** START Input records **

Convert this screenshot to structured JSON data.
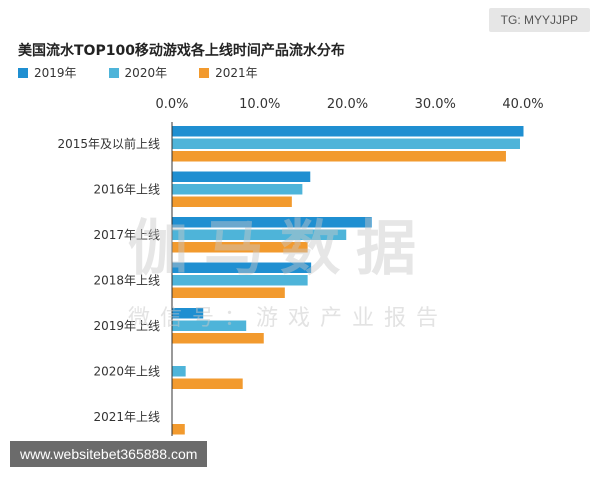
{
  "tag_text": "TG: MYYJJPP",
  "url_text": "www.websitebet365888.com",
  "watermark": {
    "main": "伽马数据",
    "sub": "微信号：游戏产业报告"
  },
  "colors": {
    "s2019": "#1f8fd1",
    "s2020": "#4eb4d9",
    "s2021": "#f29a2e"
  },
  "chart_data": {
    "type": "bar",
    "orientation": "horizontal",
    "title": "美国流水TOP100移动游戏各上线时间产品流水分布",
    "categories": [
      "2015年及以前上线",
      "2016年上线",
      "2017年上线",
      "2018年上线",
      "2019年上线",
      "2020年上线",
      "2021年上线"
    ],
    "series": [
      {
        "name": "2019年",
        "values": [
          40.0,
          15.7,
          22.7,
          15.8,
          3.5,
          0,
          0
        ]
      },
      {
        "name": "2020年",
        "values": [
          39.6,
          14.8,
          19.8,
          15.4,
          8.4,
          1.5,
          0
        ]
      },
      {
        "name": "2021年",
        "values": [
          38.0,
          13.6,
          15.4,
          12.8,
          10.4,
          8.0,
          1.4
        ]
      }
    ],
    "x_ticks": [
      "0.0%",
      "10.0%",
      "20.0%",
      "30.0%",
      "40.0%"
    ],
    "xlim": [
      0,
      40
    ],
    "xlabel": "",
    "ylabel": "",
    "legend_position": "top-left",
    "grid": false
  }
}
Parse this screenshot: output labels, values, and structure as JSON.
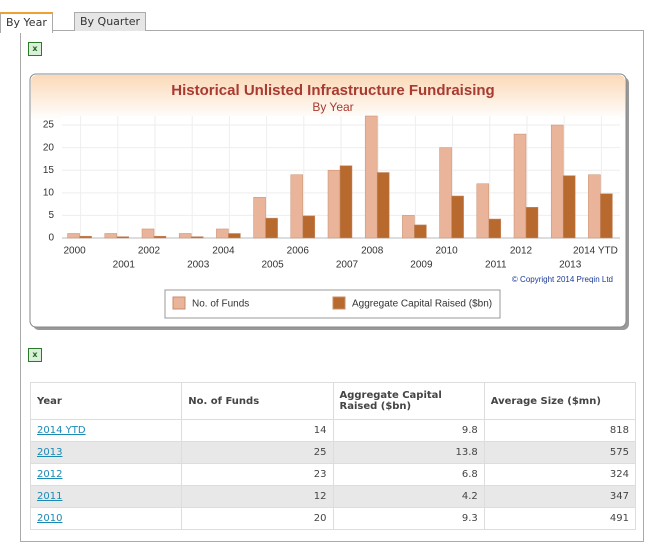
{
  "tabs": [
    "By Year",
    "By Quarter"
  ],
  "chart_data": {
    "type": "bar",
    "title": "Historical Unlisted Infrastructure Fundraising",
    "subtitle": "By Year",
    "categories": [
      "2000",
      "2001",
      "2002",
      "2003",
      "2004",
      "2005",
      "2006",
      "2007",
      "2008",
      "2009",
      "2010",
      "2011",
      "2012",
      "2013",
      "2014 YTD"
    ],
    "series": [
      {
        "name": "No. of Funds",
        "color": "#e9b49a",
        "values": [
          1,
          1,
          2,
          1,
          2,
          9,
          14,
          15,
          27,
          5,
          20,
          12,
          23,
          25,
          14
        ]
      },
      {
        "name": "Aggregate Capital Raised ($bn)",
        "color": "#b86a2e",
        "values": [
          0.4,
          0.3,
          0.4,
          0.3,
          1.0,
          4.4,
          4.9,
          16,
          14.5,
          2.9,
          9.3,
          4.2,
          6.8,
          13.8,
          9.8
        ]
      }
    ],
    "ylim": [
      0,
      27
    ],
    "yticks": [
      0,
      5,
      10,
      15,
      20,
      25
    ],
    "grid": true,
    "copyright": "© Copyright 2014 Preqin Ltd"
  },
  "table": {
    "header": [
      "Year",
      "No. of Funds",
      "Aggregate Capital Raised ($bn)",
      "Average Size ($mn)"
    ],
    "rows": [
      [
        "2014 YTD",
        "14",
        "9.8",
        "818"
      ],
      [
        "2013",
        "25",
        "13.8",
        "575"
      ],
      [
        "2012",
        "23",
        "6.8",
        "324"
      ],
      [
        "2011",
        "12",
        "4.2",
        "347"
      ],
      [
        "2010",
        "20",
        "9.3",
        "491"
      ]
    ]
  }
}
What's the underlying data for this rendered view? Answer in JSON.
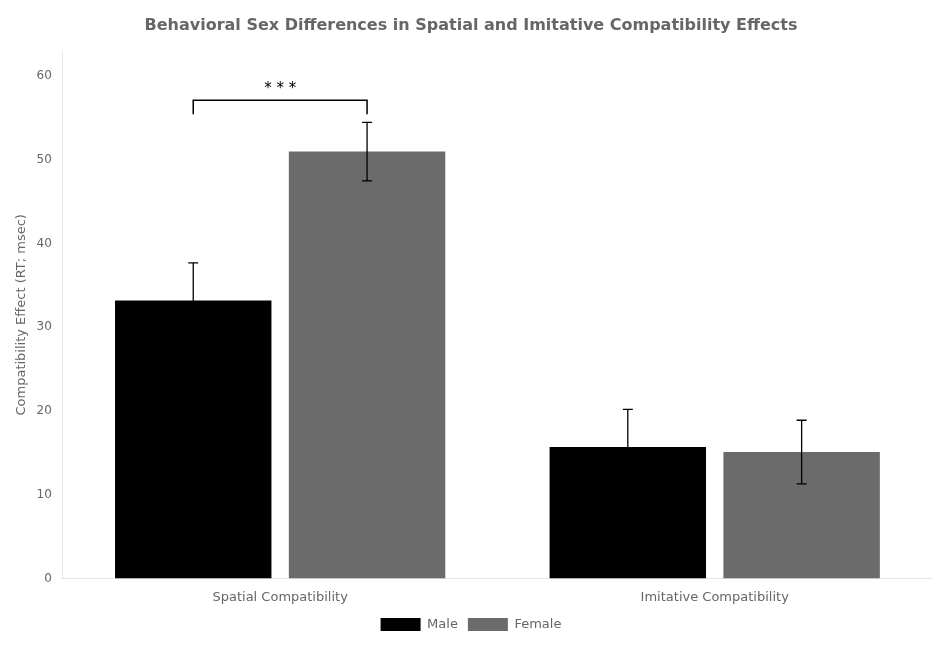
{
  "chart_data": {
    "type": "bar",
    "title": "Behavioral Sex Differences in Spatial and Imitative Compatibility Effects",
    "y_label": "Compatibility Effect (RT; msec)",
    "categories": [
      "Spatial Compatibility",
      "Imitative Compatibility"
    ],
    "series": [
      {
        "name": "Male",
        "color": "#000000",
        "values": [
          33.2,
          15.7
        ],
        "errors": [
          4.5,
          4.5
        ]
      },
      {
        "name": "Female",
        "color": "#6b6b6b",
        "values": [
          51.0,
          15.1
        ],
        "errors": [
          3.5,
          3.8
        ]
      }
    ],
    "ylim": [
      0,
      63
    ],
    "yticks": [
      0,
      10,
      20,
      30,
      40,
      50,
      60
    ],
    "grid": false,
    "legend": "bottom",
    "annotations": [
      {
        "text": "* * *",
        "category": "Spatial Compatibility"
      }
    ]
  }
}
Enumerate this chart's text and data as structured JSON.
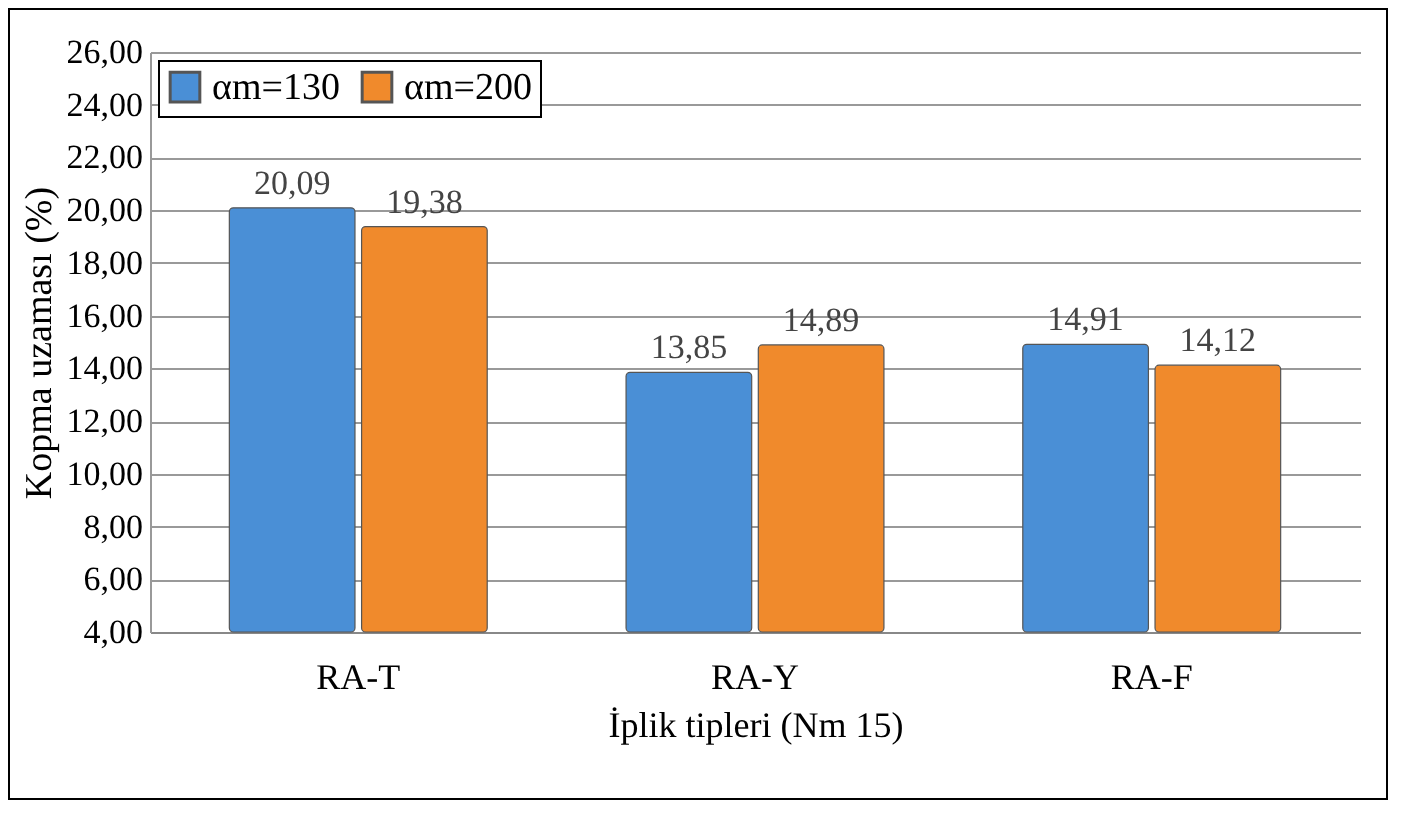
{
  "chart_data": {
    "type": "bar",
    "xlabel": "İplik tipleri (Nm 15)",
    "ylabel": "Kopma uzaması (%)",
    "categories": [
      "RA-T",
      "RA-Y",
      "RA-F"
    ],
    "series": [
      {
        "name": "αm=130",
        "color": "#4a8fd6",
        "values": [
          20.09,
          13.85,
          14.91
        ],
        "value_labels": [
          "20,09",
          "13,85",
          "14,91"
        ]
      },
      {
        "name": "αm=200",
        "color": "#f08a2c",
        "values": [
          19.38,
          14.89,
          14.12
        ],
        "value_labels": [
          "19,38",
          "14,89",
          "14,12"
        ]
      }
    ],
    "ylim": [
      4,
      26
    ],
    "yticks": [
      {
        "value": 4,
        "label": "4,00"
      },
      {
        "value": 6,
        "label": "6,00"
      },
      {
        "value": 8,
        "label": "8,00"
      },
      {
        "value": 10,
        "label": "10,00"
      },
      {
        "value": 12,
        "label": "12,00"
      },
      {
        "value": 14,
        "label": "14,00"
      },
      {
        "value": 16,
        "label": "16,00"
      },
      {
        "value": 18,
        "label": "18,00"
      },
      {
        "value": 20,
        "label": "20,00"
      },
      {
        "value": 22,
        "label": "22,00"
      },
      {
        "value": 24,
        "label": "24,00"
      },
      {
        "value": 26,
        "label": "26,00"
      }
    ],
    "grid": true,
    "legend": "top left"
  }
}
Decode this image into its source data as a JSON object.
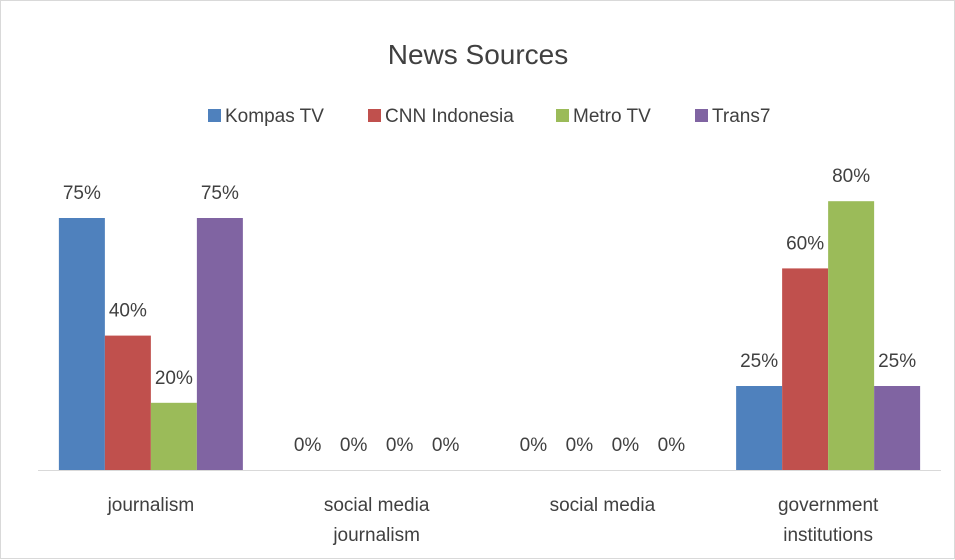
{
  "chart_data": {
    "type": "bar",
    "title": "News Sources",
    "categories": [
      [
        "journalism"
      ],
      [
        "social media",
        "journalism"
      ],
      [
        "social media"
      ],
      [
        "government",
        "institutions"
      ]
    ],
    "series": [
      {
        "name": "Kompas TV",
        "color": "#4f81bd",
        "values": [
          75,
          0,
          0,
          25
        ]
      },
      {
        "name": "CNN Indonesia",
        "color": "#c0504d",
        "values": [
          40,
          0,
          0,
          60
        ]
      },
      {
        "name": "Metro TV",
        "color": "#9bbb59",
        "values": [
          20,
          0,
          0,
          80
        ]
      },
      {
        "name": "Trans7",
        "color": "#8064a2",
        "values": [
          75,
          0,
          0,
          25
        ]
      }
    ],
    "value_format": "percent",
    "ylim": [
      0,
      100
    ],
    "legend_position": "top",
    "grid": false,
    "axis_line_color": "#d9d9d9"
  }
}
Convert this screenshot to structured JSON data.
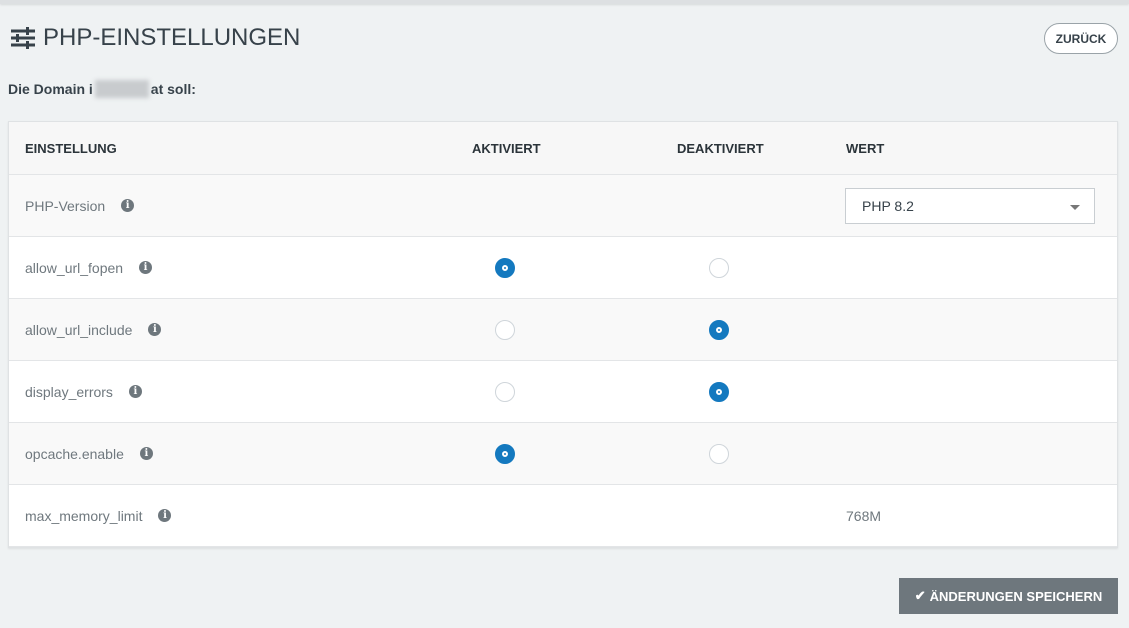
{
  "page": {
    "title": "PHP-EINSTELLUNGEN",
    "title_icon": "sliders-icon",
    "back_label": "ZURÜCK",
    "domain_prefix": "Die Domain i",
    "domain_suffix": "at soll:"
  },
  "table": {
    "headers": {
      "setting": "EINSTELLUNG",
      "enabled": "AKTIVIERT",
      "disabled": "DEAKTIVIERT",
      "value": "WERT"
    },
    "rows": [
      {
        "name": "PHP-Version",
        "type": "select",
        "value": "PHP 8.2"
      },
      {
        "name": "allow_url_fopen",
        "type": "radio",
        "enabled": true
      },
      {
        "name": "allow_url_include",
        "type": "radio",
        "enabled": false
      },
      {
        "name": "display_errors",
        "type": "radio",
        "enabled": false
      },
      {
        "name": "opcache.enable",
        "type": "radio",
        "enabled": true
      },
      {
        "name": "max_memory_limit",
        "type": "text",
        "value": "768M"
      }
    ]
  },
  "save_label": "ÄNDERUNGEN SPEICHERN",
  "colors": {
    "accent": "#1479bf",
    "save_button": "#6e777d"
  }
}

** END Input records **

What you should do — Write every record out again exactly; no pictures belong in the copy.

Solution below —
Convert this screenshot to structured JSON data.
{
  "tag_text": "TG: MYYJJPP",
  "url_text": "www.websitebet365888.com",
  "watermark": {
    "main": "伽马数据",
    "sub": "微信号：游戏产业报告"
  },
  "colors": {
    "s2019": "#1f8fd1",
    "s2020": "#4eb4d9",
    "s2021": "#f29a2e"
  },
  "chart_data": {
    "type": "bar",
    "orientation": "horizontal",
    "title": "美国流水TOP100移动游戏各上线时间产品流水分布",
    "categories": [
      "2015年及以前上线",
      "2016年上线",
      "2017年上线",
      "2018年上线",
      "2019年上线",
      "2020年上线",
      "2021年上线"
    ],
    "series": [
      {
        "name": "2019年",
        "values": [
          40.0,
          15.7,
          22.7,
          15.8,
          3.5,
          0,
          0
        ]
      },
      {
        "name": "2020年",
        "values": [
          39.6,
          14.8,
          19.8,
          15.4,
          8.4,
          1.5,
          0
        ]
      },
      {
        "name": "2021年",
        "values": [
          38.0,
          13.6,
          15.4,
          12.8,
          10.4,
          8.0,
          1.4
        ]
      }
    ],
    "x_ticks": [
      "0.0%",
      "10.0%",
      "20.0%",
      "30.0%",
      "40.0%"
    ],
    "xlim": [
      0,
      40
    ],
    "xlabel": "",
    "ylabel": "",
    "legend_position": "top-left",
    "grid": false
  }
}
Parse this screenshot: output labels, values, and structure as JSON.
{
  "tabs": [
    "By Year",
    "By Quarter"
  ],
  "chart_data": {
    "type": "bar",
    "title": "Historical Unlisted Infrastructure Fundraising",
    "subtitle": "By Year",
    "categories": [
      "2000",
      "2001",
      "2002",
      "2003",
      "2004",
      "2005",
      "2006",
      "2007",
      "2008",
      "2009",
      "2010",
      "2011",
      "2012",
      "2013",
      "2014 YTD"
    ],
    "series": [
      {
        "name": "No. of Funds",
        "color": "#e9b49a",
        "values": [
          1,
          1,
          2,
          1,
          2,
          9,
          14,
          15,
          27,
          5,
          20,
          12,
          23,
          25,
          14
        ]
      },
      {
        "name": "Aggregate Capital Raised ($bn)",
        "color": "#b86a2e",
        "values": [
          0.4,
          0.3,
          0.4,
          0.3,
          1.0,
          4.4,
          4.9,
          16,
          14.5,
          2.9,
          9.3,
          4.2,
          6.8,
          13.8,
          9.8
        ]
      }
    ],
    "ylim": [
      0,
      27
    ],
    "yticks": [
      0,
      5,
      10,
      15,
      20,
      25
    ],
    "grid": true,
    "copyright": "© Copyright 2014 Preqin Ltd"
  },
  "table": {
    "header": [
      "Year",
      "No. of Funds",
      "Aggregate Capital Raised ($bn)",
      "Average Size ($mn)"
    ],
    "rows": [
      [
        "2014 YTD",
        "14",
        "9.8",
        "818"
      ],
      [
        "2013",
        "25",
        "13.8",
        "575"
      ],
      [
        "2012",
        "23",
        "6.8",
        "324"
      ],
      [
        "2011",
        "12",
        "4.2",
        "347"
      ],
      [
        "2010",
        "20",
        "9.3",
        "491"
      ]
    ]
  }
}
What's the underlying data for this rendered view? Answer in JSON.
{
  "chart_data": {
    "type": "bar",
    "title": "Behavioral Sex Differences in Spatial and Imitative Compatibility Effects",
    "y_label": "Compatibility Effect (RT; msec)",
    "categories": [
      "Spatial Compatibility",
      "Imitative Compatibility"
    ],
    "series": [
      {
        "name": "Male",
        "color": "#000000",
        "values": [
          33.2,
          15.7
        ],
        "errors": [
          4.5,
          4.5
        ]
      },
      {
        "name": "Female",
        "color": "#6b6b6b",
        "values": [
          51.0,
          15.1
        ],
        "errors": [
          3.5,
          3.8
        ]
      }
    ],
    "ylim": [
      0,
      63
    ],
    "yticks": [
      0,
      10,
      20,
      30,
      40,
      50,
      60
    ],
    "grid": false,
    "legend": "bottom",
    "annotations": [
      {
        "text": "* * *",
        "category": "Spatial Compatibility"
      }
    ]
  }
}
Enumerate this chart's text and data as structured JSON.
{
  "chart_data": {
    "type": "bar",
    "xlabel": "İplik tipleri (Nm 15)",
    "ylabel": "Kopma uzaması (%)",
    "categories": [
      "RA-T",
      "RA-Y",
      "RA-F"
    ],
    "series": [
      {
        "name": "αm=130",
        "color": "#4a8fd6",
        "values": [
          20.09,
          13.85,
          14.91
        ],
        "value_labels": [
          "20,09",
          "13,85",
          "14,91"
        ]
      },
      {
        "name": "αm=200",
        "color": "#f08a2c",
        "values": [
          19.38,
          14.89,
          14.12
        ],
        "value_labels": [
          "19,38",
          "14,89",
          "14,12"
        ]
      }
    ],
    "ylim": [
      4,
      26
    ],
    "yticks": [
      {
        "value": 4,
        "label": "4,00"
      },
      {
        "value": 6,
        "label": "6,00"
      },
      {
        "value": 8,
        "label": "8,00"
      },
      {
        "value": 10,
        "label": "10,00"
      },
      {
        "value": 12,
        "label": "12,00"
      },
      {
        "value": 14,
        "label": "14,00"
      },
      {
        "value": 16,
        "label": "16,00"
      },
      {
        "value": 18,
        "label": "18,00"
      },
      {
        "value": 20,
        "label": "20,00"
      },
      {
        "value": 22,
        "label": "22,00"
      },
      {
        "value": 24,
        "label": "24,00"
      },
      {
        "value": 26,
        "label": "26,00"
      }
    ],
    "grid": true,
    "legend": "top left"
  }
}
Decode this image into its source data as a JSON object.
{
  "chart_data": {
    "type": "bar",
    "title": "News Sources",
    "categories": [
      [
        "journalism"
      ],
      [
        "social media",
        "journalism"
      ],
      [
        "social media"
      ],
      [
        "government",
        "institutions"
      ]
    ],
    "series": [
      {
        "name": "Kompas TV",
        "color": "#4f81bd",
        "values": [
          75,
          0,
          0,
          25
        ]
      },
      {
        "name": "CNN Indonesia",
        "color": "#c0504d",
        "values": [
          40,
          0,
          0,
          60
        ]
      },
      {
        "name": "Metro TV",
        "color": "#9bbb59",
        "values": [
          20,
          0,
          0,
          80
        ]
      },
      {
        "name": "Trans7",
        "color": "#8064a2",
        "values": [
          75,
          0,
          0,
          25
        ]
      }
    ],
    "value_format": "percent",
    "ylim": [
      0,
      100
    ],
    "legend_position": "top",
    "grid": false,
    "axis_line_color": "#d9d9d9"
  }
}
Convert this screenshot to structured JSON data.
{
  "page": {
    "title": "PHP-EINSTELLUNGEN",
    "title_icon": "sliders-icon",
    "back_label": "ZURÜCK",
    "domain_prefix": "Die Domain i",
    "domain_suffix": "at soll:"
  },
  "table": {
    "headers": {
      "setting": "EINSTELLUNG",
      "enabled": "AKTIVIERT",
      "disabled": "DEAKTIVIERT",
      "value": "WERT"
    },
    "rows": [
      {
        "name": "PHP-Version",
        "type": "select",
        "value": "PHP 8.2"
      },
      {
        "name": "allow_url_fopen",
        "type": "radio",
        "enabled": true
      },
      {
        "name": "allow_url_include",
        "type": "radio",
        "enabled": false
      },
      {
        "name": "display_errors",
        "type": "radio",
        "enabled": false
      },
      {
        "name": "opcache.enable",
        "type": "radio",
        "enabled": true
      },
      {
        "name": "max_memory_limit",
        "type": "text",
        "value": "768M"
      }
    ]
  },
  "save_label": "ÄNDERUNGEN SPEICHERN",
  "colors": {
    "accent": "#1479bf",
    "save_button": "#6e777d"
  }
}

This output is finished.